[Entries taken from a collection]
┄┄┄┄┄┄┄┄┄┄

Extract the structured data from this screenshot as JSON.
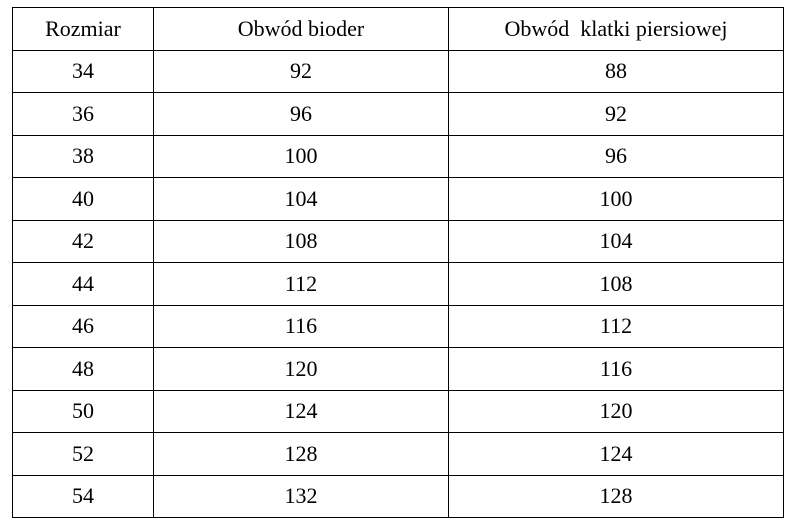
{
  "headers": [
    "Rozmiar",
    "Obwód bioder",
    "Obwód  klatki piersiowej"
  ],
  "rows": [
    [
      "34",
      "92",
      "88"
    ],
    [
      "36",
      "96",
      "92"
    ],
    [
      "38",
      "100",
      "96"
    ],
    [
      "40",
      "104",
      "100"
    ],
    [
      "42",
      "108",
      "104"
    ],
    [
      "44",
      "112",
      "108"
    ],
    [
      "46",
      "116",
      "112"
    ],
    [
      "48",
      "120",
      "116"
    ],
    [
      "50",
      "124",
      "120"
    ],
    [
      "52",
      "128",
      "124"
    ],
    [
      "54",
      "132",
      "128"
    ]
  ]
}
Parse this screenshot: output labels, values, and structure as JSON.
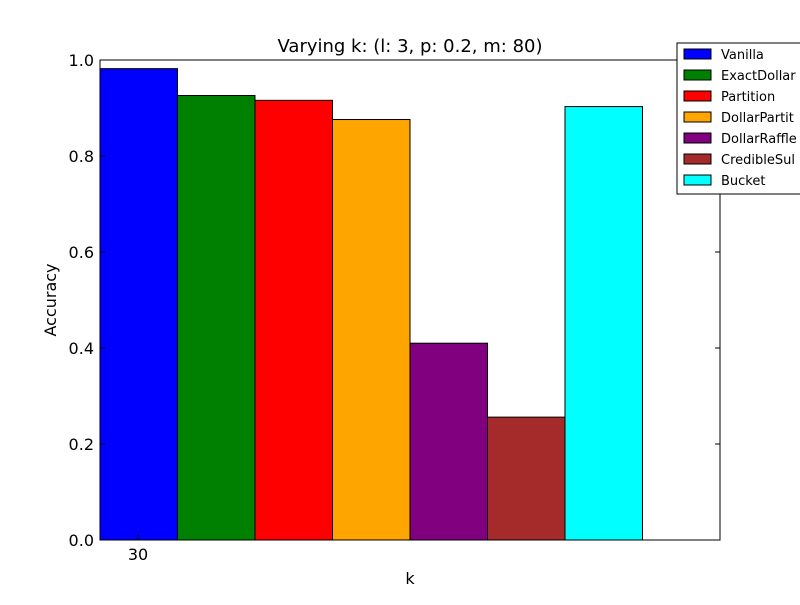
{
  "chart_data": {
    "type": "bar",
    "title": "Varying k: (l: 3, p: 0.2, m: 80)",
    "xlabel": "k",
    "ylabel": "Accuracy",
    "categories": [
      "30"
    ],
    "ylim": [
      0,
      1.0
    ],
    "yticks": [
      "0.0",
      "0.2",
      "0.4",
      "0.6",
      "0.8",
      "1.0"
    ],
    "grid": false,
    "legend_position": "top-right",
    "series": [
      {
        "name": "Vanilla",
        "color": "#0000ff",
        "values": [
          0.982
        ]
      },
      {
        "name": "ExactDollar",
        "color": "#008000",
        "values": [
          0.926
        ]
      },
      {
        "name": "Partition",
        "color": "#ff0000",
        "values": [
          0.916
        ]
      },
      {
        "name": "DollarPartit",
        "color": "#ffa500",
        "values": [
          0.876
        ]
      },
      {
        "name": "DollarRaffle",
        "color": "#800080",
        "values": [
          0.41
        ]
      },
      {
        "name": "CredibleSul",
        "color": "#a52a2a",
        "values": [
          0.256
        ]
      },
      {
        "name": "Bucket",
        "color": "#00ffff",
        "values": [
          0.903
        ]
      }
    ]
  }
}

┄┄┄┄┄┄┄┄┄┄

• [Exercise goal] Leave the pictures out, and transcribe each of the records exactly.

• [Solved problem]
Extract the structured data from this screenshot as JSON.
{
  "headers": [
    "Rozmiar",
    "Obwód bioder",
    "Obwód  klatki piersiowej"
  ],
  "rows": [
    [
      "34",
      "92",
      "88"
    ],
    [
      "36",
      "96",
      "92"
    ],
    [
      "38",
      "100",
      "96"
    ],
    [
      "40",
      "104",
      "100"
    ],
    [
      "42",
      "108",
      "104"
    ],
    [
      "44",
      "112",
      "108"
    ],
    [
      "46",
      "116",
      "112"
    ],
    [
      "48",
      "120",
      "116"
    ],
    [
      "50",
      "124",
      "120"
    ],
    [
      "52",
      "128",
      "124"
    ],
    [
      "54",
      "132",
      "128"
    ]
  ]
}
Parse this screenshot: output labels, values, and structure as JSON.
{
  "chart_data": {
    "type": "bar",
    "title": "Varying k: (l: 3, p: 0.2, m: 80)",
    "xlabel": "k",
    "ylabel": "Accuracy",
    "categories": [
      "30"
    ],
    "ylim": [
      0,
      1.0
    ],
    "yticks": [
      "0.0",
      "0.2",
      "0.4",
      "0.6",
      "0.8",
      "1.0"
    ],
    "grid": false,
    "legend_position": "top-right",
    "series": [
      {
        "name": "Vanilla",
        "color": "#0000ff",
        "values": [
          0.982
        ]
      },
      {
        "name": "ExactDollar",
        "color": "#008000",
        "values": [
          0.926
        ]
      },
      {
        "name": "Partition",
        "color": "#ff0000",
        "values": [
          0.916
        ]
      },
      {
        "name": "DollarPartit",
        "color": "#ffa500",
        "values": [
          0.876
        ]
      },
      {
        "name": "DollarRaffle",
        "color": "#800080",
        "values": [
          0.41
        ]
      },
      {
        "name": "CredibleSul",
        "color": "#a52a2a",
        "values": [
          0.256
        ]
      },
      {
        "name": "Bucket",
        "color": "#00ffff",
        "values": [
          0.903
        ]
      }
    ]
  }
}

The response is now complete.